### Requirements
State how many lines of the entries hold the string "home", and nothing more.

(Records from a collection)
'''

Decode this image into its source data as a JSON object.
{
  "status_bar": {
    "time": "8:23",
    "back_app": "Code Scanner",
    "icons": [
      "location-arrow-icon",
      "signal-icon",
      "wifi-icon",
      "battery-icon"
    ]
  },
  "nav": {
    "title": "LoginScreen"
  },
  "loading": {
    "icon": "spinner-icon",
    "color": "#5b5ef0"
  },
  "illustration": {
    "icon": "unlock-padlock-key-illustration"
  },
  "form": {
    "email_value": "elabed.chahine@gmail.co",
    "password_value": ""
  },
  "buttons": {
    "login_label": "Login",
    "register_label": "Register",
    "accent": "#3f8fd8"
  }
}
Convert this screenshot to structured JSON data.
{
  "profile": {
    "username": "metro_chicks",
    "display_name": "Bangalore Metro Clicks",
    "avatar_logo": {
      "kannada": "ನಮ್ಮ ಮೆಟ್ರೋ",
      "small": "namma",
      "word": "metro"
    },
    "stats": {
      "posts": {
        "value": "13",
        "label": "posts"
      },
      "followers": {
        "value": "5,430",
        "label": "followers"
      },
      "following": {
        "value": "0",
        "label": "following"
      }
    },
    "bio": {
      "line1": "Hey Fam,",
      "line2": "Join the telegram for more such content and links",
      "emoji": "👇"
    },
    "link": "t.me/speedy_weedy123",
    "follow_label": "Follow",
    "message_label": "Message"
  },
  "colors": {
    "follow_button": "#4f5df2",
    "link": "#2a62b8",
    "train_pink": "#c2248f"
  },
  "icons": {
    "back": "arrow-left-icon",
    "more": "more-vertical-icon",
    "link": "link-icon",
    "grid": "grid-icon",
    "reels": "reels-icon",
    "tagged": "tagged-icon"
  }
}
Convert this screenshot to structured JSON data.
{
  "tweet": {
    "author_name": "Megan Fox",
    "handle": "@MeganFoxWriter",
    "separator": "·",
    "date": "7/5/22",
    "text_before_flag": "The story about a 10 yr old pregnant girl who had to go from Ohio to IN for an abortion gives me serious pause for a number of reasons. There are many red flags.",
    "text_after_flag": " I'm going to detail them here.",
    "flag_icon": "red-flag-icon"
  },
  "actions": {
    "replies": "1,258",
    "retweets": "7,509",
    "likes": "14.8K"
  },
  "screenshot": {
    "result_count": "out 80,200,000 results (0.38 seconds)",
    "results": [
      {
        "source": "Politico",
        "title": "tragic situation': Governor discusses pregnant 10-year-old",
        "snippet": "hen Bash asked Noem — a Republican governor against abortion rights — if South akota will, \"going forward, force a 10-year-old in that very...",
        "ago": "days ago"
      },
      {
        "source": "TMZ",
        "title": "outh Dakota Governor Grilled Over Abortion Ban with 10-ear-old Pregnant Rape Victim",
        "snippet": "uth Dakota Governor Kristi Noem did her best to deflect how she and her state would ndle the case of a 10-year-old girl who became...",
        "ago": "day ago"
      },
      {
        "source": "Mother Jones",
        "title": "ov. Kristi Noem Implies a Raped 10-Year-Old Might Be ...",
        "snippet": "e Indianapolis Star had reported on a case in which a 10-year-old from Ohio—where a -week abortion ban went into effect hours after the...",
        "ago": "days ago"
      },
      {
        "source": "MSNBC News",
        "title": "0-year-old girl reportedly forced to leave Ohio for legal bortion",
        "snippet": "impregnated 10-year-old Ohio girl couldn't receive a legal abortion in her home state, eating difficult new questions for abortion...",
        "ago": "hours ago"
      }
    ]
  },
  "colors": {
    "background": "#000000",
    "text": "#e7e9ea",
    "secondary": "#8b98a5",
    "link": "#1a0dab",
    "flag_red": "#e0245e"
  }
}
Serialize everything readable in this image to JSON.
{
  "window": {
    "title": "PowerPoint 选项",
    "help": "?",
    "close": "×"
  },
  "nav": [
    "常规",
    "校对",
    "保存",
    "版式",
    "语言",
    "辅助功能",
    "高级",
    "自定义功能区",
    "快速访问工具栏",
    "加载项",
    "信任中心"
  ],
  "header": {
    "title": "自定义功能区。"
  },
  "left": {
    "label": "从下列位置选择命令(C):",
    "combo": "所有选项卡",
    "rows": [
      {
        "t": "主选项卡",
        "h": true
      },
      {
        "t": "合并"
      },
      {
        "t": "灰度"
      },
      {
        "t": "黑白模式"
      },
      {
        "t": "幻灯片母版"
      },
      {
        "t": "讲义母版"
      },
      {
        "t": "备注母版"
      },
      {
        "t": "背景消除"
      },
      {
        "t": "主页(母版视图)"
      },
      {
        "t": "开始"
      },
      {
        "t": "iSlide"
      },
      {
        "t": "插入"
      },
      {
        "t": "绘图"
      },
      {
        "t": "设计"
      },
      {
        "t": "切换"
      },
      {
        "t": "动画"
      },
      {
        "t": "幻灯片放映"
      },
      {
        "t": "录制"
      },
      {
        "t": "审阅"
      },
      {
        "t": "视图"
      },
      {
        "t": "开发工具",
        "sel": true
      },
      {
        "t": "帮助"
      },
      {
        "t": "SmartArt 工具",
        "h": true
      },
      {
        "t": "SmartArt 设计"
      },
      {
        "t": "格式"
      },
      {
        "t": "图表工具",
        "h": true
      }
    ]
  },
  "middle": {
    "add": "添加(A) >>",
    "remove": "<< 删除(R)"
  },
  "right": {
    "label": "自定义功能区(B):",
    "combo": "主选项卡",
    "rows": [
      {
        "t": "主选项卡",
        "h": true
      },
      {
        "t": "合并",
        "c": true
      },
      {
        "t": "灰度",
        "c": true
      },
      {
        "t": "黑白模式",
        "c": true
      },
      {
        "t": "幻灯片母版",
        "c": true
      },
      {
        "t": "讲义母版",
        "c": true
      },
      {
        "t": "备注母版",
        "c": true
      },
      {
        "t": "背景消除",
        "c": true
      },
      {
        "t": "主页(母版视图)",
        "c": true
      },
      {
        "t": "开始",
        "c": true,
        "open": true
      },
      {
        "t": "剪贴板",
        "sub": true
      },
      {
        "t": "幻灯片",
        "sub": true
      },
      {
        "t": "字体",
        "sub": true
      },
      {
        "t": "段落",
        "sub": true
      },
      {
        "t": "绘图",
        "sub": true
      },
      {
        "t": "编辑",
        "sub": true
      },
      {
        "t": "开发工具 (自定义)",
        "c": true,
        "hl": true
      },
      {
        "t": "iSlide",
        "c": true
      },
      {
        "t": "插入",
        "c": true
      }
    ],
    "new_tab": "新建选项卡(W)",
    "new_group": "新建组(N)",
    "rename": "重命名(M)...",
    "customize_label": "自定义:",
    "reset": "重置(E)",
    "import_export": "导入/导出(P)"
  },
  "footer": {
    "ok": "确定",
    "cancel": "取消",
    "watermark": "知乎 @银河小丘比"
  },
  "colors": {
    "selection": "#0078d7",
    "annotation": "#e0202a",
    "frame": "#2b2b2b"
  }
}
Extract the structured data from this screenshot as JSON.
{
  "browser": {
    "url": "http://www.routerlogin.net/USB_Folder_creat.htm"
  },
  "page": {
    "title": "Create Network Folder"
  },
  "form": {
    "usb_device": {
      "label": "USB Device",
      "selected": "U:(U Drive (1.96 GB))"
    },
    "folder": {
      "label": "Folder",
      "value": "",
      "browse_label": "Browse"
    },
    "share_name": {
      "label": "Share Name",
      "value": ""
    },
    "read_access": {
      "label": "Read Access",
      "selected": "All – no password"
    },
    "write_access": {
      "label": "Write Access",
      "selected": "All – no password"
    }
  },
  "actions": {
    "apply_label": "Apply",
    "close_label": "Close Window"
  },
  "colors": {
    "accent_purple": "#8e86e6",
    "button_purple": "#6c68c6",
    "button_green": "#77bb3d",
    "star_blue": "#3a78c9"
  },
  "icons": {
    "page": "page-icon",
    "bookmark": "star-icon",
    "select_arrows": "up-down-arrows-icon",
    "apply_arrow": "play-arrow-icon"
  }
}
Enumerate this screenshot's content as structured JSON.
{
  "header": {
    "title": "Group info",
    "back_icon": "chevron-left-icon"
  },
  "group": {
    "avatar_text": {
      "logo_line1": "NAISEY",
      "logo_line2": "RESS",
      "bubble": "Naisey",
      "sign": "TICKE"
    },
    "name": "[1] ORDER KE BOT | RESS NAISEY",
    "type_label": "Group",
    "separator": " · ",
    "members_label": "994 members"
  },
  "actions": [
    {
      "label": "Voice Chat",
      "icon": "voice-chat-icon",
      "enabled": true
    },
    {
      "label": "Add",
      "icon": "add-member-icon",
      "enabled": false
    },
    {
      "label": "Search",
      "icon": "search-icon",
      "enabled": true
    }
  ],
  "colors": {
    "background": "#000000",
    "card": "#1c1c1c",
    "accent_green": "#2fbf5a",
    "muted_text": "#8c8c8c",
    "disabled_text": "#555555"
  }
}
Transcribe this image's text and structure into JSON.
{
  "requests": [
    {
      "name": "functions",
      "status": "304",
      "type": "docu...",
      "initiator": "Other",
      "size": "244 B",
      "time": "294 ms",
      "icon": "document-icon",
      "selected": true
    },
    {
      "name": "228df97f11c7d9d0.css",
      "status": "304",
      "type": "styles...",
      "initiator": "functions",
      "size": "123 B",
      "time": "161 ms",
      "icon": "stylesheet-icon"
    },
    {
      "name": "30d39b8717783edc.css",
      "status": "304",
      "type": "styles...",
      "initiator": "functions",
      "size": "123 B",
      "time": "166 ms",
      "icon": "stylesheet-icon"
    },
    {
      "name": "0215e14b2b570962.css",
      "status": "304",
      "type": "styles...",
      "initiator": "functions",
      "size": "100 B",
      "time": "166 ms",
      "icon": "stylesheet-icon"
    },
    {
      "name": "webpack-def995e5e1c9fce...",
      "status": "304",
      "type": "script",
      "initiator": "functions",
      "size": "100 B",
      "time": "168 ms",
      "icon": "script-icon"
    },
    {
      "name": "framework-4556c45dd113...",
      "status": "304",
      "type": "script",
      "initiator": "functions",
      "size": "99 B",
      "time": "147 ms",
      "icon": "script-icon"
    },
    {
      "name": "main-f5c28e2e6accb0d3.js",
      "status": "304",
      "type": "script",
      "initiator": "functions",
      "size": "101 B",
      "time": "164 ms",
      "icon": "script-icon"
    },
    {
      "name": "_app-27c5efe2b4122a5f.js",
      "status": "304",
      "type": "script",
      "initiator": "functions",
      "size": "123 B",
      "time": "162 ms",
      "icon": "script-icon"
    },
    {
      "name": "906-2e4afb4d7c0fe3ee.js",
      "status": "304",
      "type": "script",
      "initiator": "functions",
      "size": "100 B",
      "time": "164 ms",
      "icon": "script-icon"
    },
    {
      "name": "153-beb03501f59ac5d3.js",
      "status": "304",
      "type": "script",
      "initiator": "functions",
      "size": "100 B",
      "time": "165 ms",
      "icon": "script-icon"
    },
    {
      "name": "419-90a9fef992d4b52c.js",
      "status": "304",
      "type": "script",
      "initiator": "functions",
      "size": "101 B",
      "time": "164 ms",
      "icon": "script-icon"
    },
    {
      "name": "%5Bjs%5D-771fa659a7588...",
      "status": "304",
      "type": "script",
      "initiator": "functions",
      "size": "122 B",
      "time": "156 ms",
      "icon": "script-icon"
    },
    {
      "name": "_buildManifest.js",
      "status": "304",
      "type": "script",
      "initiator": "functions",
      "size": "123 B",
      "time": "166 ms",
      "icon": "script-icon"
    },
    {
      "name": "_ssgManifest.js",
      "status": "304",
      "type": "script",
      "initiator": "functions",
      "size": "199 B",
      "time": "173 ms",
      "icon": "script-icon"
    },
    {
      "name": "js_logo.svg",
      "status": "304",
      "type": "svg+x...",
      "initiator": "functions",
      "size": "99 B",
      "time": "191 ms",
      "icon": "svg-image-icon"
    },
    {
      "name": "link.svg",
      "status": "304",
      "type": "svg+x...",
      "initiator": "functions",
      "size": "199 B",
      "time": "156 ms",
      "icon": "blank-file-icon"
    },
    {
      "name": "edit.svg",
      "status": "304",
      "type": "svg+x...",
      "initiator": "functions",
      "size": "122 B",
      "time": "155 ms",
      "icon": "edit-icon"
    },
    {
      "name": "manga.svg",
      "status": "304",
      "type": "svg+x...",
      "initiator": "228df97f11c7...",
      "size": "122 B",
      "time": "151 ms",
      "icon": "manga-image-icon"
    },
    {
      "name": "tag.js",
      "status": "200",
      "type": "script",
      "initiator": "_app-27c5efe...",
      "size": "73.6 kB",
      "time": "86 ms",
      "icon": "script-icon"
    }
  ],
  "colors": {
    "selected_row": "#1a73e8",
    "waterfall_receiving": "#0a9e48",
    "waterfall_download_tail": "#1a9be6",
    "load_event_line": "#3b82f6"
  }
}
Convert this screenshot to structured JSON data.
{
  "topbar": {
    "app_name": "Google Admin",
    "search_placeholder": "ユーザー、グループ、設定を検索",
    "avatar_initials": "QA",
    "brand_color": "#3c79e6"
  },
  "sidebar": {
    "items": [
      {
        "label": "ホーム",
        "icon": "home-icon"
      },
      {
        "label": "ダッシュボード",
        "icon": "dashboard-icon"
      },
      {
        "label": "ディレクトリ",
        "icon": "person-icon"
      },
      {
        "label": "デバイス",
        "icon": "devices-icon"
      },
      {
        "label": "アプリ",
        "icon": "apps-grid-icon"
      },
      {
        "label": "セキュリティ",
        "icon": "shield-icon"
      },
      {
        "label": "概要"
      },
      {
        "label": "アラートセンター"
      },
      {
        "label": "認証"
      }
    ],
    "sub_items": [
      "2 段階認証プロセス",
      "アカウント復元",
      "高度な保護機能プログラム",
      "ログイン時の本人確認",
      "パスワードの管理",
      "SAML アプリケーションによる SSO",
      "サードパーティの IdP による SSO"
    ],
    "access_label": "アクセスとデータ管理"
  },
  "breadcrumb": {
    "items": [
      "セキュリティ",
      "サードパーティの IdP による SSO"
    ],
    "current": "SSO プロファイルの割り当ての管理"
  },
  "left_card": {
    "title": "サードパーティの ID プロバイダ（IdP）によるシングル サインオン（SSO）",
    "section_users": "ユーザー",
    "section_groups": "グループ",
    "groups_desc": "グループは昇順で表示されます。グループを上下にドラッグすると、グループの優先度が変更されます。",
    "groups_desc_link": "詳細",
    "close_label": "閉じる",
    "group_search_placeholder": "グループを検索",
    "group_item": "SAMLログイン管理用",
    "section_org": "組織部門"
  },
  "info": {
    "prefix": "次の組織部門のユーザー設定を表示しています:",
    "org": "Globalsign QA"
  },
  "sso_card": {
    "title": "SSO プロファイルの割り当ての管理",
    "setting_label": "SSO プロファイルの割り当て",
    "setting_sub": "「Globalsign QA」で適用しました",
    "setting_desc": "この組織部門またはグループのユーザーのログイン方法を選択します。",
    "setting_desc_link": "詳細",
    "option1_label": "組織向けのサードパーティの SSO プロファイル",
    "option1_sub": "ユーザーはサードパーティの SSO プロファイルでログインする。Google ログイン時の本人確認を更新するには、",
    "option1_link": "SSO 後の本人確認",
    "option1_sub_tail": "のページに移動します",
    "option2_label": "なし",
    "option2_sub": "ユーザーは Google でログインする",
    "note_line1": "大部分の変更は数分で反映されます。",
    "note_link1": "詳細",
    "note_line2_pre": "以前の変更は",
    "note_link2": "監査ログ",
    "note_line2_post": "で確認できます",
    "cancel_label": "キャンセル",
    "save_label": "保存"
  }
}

'''

### Task answer
2